Civil Rights Activist Viola Desmond Will Be the First Woman on the Canadian $10 Bill

Viola Desmond (The Canadian Encyclopedia)

Viola Desmond (The Canadian Encyclopedia)

Canada has always been on the progressive side of things, and now it’s extended to their money. The country has elected to put a black woman on one of their bills.

Desmond will be featured on the Canadian $10 bill:

According to the Bank of Canada, there are 132 million $10 bills in circulation right now. The number of new banknotes printed annually fluctuates from year to year.

Said woman Viola Desmond was a civil rights activist. In Dec. 1946, she bought a floor seat in the main house of a movie theater. The main house was reserved for whites, whereas Black movie-goers were supposed to sit upstairs in the balcony. Desmond was arrested and jailed, on account of not paying the tax difference between the two seats. The tax difference was…one cent. One. Cent.

In 1947, Desmond tried to appeal the charge and lost. She dies in 1965 at age 50, and was granted a public pardon and apology in 2010.

It’s important to note that Desmond’s act came nine years before Rosa Parks gave up her bus seat in the United States, setting off the U.S.’s civil rights movement.

• **PROVIDED INFORMATION**
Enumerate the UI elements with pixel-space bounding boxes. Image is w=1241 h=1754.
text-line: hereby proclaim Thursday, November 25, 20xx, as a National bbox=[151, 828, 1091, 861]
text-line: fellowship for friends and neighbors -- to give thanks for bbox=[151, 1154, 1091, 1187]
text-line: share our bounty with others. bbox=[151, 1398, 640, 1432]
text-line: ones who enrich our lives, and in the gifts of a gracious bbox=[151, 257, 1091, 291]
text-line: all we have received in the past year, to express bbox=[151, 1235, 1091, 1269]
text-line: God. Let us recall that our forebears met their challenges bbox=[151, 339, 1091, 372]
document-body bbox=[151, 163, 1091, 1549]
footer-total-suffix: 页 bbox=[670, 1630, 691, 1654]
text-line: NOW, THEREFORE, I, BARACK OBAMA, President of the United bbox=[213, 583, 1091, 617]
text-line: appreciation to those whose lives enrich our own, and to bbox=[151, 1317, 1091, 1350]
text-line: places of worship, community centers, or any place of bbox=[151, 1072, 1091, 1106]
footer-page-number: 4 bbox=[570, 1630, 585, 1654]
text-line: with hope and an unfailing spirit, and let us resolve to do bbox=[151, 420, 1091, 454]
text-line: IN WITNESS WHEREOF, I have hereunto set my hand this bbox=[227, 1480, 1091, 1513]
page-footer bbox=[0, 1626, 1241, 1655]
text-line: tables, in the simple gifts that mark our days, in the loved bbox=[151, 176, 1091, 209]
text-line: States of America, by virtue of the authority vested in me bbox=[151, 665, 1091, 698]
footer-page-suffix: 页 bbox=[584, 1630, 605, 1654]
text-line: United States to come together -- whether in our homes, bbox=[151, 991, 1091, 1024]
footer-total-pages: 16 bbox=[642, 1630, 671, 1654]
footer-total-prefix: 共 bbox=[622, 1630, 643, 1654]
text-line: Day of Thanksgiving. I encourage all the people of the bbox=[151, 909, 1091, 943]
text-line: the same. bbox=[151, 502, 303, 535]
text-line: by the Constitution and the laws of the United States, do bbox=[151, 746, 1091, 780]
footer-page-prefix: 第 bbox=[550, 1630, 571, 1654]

• **WHAT TO DO**
(1) Reproduce the Viola Desmond article word for word, from "Said woman Viola" up to and including "civil rights movement.".
(2) Write the next part of the article about Viola Desmond, picking up after its last sentence.

• **RESULTS OF THE EXERCISE**
(1)
Said woman Viola Desmond was a civil rights activist. In Dec. 1946, she bought a floor seat in the main house of a movie theater. The main house was reserved for whites, whereas Black movie-goers were supposed to sit upstairs in the balcony. Desmond was arrested and jailed, on account of not paying the tax difference between the two seats. The tax difference was…one cent. One. Cent.

In 1947, Desmond tried to appeal the charge and lost. She dies in 1965 at age 50, and was granted a public pardon and apology in 2010.

It’s important to note that Desmond’s act came nine years before Rosa Parks gave up her bus seat in the United States, setting off the U.S.’s civil rights movement.

(2)
As Ryerson’s Office of Equity, Diversity and Inclusion Staffer Darrell Bowden puts it:

“Viola was not the Rosa Parks of Canada. Rosa Parks was the Viola Desmond of America.”

Until this point, the only woman on Canadian money has been Queen Elizabeth of England. But Desmond is the first Canadian woman who will be on Canadian money. She’s also the first one who won’t be part of a group: Canada’s Famous Five suffragettes graved the $50 bill from 2004 until 2011.

Desmond beat out 26K+ submissions from the public. The bill with her face will go into circulation in 2018.

Justin Trudeau’s Cabinet is 50% Women

Canadian Prime Minister Justin Trudeau and his cabinet (CNBC)

Canadian Prime Minister Justin Trudeau and his cabinet (CNBC)

The new Canadian Prime Minister Justin Trudeau is working swiftly to make his own mark on his country: Last week, he debuted his new cabinet, which looks very different from the previous one (or most governing bodies, for that matter).

Trudeau’s cabinet is 50% women. That’s right, exactly half. Fifteen men, and fifteen women, along with Trudeau himself. Trudeau’s reasoning for his cabinet’s equality? “Because it’s 2015.” (Finally!) He also wanted a cabinet that “looked like Canada.”

But his actions aren’t just benefitting women; they’ll benefit the whole country:

The countries with the most female lawmakers have made major strides on issues such as education, labor-force participation and paid leave. [Sweden, Rwanda, and Finland] ha[ve] either a parliament or a ministry that is at least 50% female, while women make up only 19% of the U.S. Congress and only four of Obama’s 15 Cabinet members.

With this action, Trudeau sends a clear message: He respects and values women as peers and intellectual equals. And he intends to lead the twin charges of equality and diversity during his term. Incidentally, these terms have no limit. But I hope Trudeau is in power and makes needed changes for a long time to come.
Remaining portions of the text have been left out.